[Data records]
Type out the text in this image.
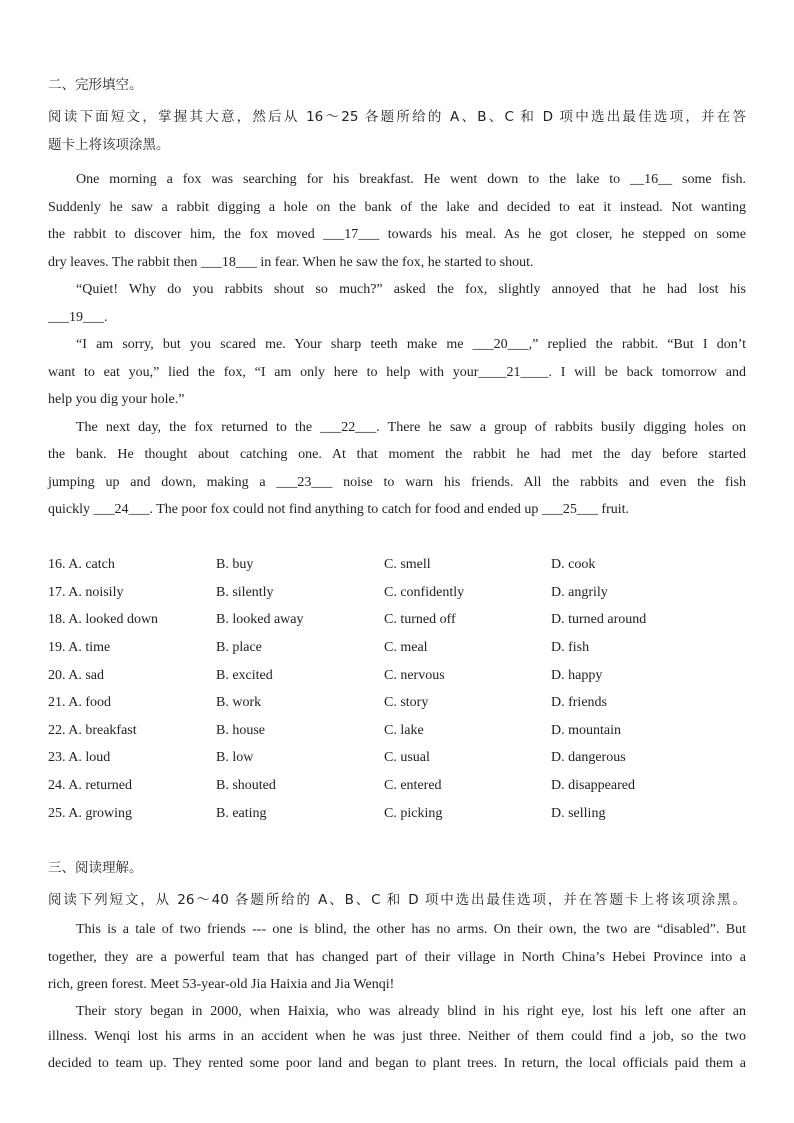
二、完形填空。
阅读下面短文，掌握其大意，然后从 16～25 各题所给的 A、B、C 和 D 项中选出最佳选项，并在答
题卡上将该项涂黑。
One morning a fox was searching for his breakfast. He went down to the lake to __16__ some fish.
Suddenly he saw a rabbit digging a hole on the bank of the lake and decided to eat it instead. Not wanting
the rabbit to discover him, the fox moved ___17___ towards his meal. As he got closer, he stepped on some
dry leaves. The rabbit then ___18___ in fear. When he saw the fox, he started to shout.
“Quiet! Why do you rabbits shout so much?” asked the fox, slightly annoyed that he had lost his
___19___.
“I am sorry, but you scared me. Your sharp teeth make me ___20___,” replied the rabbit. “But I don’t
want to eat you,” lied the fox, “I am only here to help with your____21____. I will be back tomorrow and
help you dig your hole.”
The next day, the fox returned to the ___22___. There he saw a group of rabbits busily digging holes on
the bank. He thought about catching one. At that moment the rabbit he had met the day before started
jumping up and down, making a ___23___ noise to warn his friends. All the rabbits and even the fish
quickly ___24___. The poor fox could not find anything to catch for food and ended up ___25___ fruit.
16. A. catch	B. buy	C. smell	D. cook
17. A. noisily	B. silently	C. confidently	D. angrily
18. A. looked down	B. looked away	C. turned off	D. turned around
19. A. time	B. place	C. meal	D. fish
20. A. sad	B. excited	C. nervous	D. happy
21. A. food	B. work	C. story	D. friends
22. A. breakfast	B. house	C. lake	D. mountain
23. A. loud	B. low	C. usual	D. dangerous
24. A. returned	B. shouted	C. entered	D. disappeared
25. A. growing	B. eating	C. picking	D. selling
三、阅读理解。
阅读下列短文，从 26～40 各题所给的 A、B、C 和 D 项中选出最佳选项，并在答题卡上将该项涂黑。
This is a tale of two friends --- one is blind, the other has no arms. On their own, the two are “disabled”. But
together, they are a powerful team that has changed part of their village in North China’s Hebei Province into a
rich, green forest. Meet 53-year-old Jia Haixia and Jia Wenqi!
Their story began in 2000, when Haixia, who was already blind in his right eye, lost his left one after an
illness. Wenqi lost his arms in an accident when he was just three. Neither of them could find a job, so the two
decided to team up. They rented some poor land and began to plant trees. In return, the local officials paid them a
---
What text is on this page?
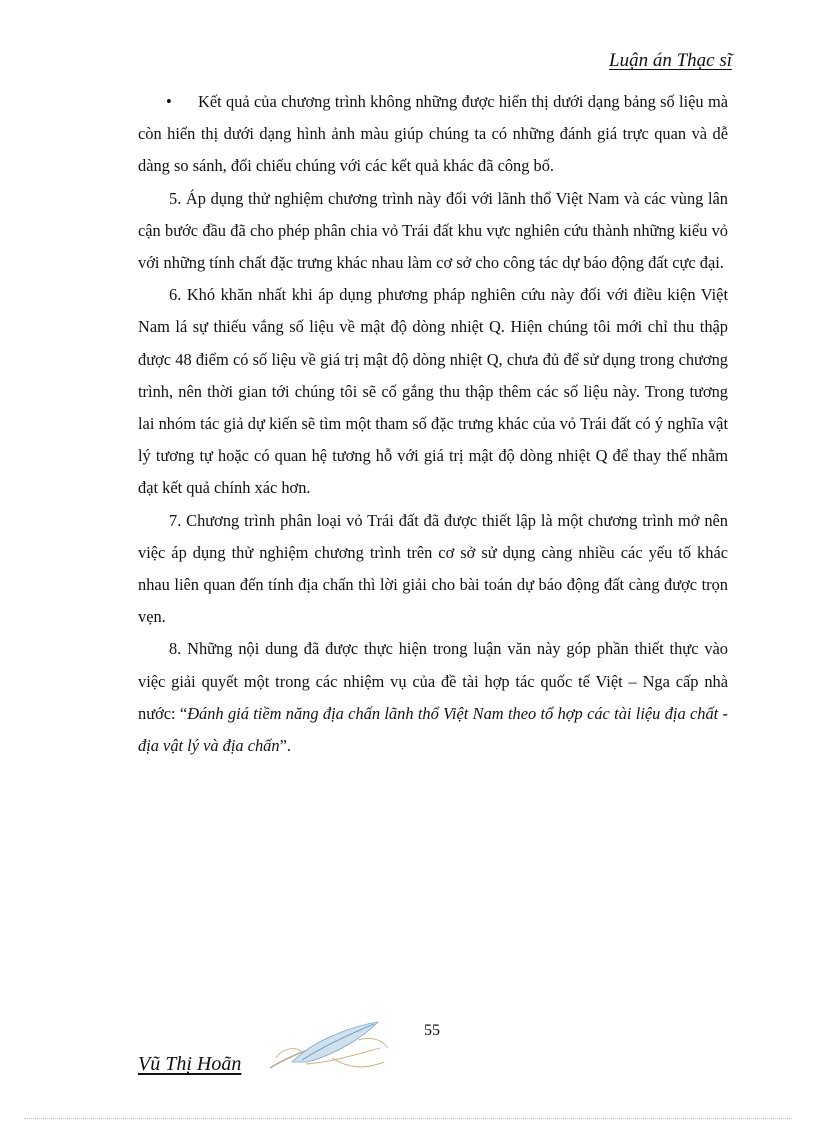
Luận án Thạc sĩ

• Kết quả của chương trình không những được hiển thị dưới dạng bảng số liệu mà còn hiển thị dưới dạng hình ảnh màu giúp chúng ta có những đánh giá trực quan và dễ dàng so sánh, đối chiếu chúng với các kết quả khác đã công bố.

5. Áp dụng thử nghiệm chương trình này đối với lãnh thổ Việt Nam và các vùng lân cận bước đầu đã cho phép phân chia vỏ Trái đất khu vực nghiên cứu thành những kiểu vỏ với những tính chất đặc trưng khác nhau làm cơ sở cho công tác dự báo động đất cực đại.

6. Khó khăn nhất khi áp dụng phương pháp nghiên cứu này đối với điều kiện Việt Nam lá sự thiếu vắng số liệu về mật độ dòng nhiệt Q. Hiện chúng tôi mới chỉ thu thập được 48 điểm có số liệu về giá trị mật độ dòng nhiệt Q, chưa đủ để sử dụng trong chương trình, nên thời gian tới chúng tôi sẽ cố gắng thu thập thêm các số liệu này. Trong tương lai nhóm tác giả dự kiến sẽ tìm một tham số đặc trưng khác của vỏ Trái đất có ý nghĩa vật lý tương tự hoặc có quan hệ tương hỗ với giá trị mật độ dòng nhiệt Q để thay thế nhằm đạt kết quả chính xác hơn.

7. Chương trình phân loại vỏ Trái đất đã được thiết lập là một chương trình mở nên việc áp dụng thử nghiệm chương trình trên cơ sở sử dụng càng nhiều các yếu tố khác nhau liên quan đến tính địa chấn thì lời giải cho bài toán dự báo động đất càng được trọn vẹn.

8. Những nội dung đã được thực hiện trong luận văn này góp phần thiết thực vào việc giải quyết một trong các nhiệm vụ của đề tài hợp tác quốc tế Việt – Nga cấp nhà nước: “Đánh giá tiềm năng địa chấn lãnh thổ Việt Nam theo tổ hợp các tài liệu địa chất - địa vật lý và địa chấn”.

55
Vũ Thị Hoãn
--
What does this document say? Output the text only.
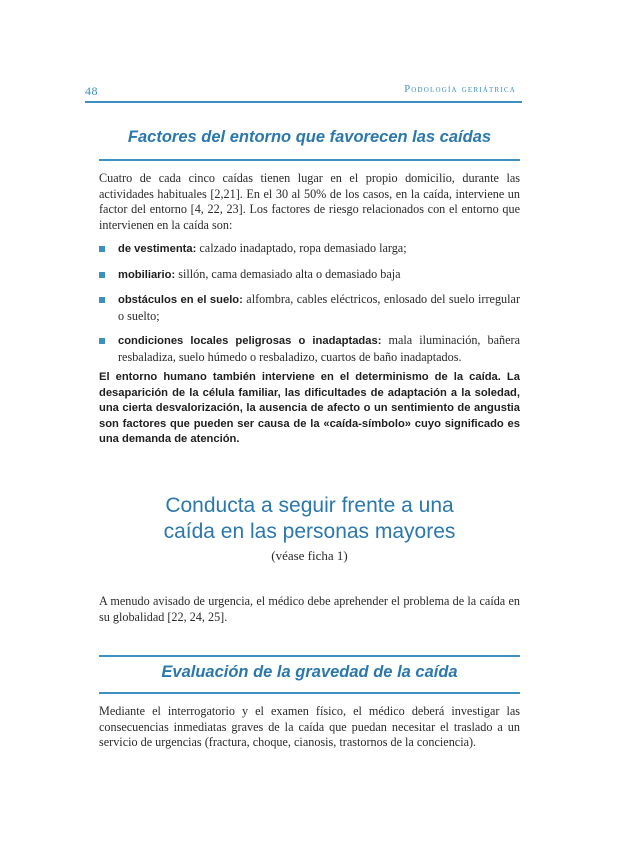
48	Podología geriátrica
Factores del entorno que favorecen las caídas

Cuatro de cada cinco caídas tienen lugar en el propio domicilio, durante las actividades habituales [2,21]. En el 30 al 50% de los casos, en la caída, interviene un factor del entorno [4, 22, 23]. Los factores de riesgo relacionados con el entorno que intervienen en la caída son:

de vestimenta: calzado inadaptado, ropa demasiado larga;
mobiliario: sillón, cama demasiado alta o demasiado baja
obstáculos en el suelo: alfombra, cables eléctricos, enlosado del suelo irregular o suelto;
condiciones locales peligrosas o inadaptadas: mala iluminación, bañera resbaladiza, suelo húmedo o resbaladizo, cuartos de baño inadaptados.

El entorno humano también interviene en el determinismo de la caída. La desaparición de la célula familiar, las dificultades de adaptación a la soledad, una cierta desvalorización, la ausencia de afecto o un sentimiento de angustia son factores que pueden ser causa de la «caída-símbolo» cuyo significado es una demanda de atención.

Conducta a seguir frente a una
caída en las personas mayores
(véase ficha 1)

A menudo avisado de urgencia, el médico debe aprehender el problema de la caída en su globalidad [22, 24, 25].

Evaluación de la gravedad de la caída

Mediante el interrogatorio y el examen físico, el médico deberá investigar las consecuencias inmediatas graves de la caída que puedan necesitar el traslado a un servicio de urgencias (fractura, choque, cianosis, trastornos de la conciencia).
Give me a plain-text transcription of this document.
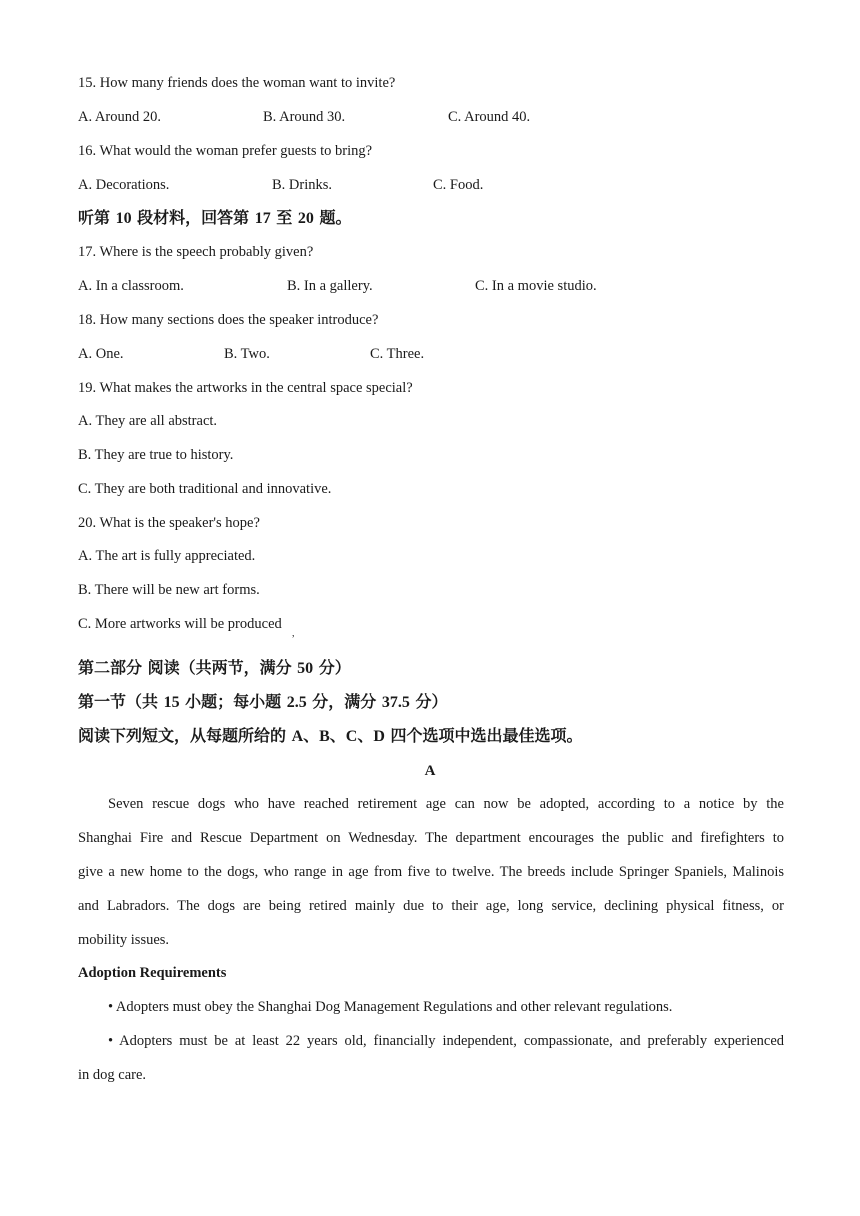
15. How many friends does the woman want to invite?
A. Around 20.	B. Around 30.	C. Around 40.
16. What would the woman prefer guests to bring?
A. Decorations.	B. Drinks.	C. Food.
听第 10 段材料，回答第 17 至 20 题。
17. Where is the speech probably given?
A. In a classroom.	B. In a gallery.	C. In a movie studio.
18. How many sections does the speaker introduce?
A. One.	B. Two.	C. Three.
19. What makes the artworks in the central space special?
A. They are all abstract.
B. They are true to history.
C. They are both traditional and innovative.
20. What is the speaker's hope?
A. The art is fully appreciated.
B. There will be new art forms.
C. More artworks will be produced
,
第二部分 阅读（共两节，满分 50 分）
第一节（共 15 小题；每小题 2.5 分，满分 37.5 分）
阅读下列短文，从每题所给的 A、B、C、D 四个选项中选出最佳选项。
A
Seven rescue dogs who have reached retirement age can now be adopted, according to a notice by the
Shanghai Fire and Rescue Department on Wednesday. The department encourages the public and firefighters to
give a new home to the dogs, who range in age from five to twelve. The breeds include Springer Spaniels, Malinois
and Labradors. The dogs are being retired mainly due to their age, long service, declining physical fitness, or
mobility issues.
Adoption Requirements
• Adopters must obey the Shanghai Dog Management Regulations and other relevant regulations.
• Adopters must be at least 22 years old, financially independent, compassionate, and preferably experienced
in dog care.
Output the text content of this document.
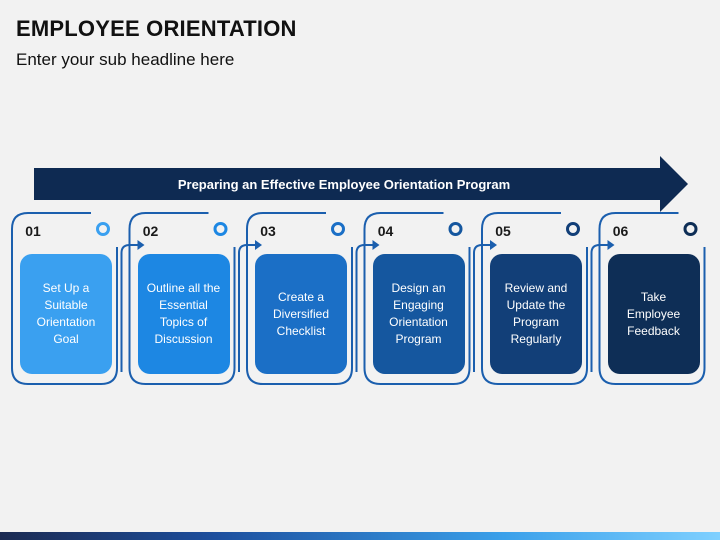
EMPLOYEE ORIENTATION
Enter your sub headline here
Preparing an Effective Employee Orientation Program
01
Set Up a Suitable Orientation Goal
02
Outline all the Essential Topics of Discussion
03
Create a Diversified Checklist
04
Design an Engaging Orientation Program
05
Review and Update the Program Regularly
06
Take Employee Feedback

STATED TASK
Using the material above, report each line where "rabbits" occurs.

EXERCISE OUTPUT
“Quiet! Why do you rabbits shout so much?” asked the fox, slightly annoyed that he had lost his
The next day, the fox returned to the ___22___. There he saw a group of rabbits busily digging holes on
jumping up and down, making a ___23___ noise to warn his friends. All the rabbits and even the fish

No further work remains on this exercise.